** Begin Dataset records **
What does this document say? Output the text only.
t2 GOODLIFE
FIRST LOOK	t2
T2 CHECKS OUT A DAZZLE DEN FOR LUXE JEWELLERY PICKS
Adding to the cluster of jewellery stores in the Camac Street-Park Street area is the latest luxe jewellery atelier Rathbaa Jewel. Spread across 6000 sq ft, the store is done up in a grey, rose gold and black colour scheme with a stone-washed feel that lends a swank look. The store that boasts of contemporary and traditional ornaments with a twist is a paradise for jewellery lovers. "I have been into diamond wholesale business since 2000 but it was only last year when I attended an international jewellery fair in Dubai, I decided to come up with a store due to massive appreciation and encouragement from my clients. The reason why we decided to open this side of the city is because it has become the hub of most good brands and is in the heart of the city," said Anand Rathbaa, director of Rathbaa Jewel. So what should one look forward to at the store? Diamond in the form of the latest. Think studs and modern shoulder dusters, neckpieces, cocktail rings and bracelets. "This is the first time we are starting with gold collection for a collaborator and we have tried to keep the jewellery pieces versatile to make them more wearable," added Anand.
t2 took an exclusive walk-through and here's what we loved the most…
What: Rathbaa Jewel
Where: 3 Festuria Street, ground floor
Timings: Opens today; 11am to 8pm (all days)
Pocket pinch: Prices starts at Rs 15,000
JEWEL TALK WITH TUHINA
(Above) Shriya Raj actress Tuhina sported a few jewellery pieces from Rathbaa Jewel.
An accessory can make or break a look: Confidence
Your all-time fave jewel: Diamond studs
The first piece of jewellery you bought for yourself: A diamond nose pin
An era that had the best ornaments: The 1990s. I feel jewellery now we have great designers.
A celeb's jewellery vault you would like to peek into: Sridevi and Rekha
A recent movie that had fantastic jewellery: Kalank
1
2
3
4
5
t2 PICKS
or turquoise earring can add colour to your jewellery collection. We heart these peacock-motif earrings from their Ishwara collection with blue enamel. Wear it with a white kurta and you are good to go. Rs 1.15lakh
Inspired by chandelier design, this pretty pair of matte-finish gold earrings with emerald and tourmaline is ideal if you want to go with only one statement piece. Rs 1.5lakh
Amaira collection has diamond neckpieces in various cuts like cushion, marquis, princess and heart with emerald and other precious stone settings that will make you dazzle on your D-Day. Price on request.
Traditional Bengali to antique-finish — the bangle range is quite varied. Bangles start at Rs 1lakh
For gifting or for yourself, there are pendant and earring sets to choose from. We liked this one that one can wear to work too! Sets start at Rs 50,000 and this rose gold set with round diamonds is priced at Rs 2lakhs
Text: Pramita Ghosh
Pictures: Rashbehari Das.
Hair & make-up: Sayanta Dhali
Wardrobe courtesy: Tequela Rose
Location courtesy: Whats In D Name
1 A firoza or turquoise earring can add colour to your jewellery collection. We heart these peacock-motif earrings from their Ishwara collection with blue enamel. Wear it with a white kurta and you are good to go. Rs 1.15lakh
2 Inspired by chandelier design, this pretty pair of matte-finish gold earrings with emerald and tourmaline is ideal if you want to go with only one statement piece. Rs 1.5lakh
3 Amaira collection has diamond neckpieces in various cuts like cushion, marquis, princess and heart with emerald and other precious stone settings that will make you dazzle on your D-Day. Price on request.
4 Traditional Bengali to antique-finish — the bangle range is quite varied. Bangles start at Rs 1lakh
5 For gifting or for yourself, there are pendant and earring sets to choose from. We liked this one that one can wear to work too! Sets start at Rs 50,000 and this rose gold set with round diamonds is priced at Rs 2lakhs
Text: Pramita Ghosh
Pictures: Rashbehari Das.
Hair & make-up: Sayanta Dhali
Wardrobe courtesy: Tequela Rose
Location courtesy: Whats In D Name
** End Dataset records **
### Given request
Look through the entries and find each line that has the string "Bengali". Copy those lines.

### Final result
Traditional Bengali to antique-finish — the bangle range is quite varied. Bangles start at Rs 1lakh
4 Traditional Bengali to antique-finish — the bangle range is quite varied. Bangles start at Rs 1lakh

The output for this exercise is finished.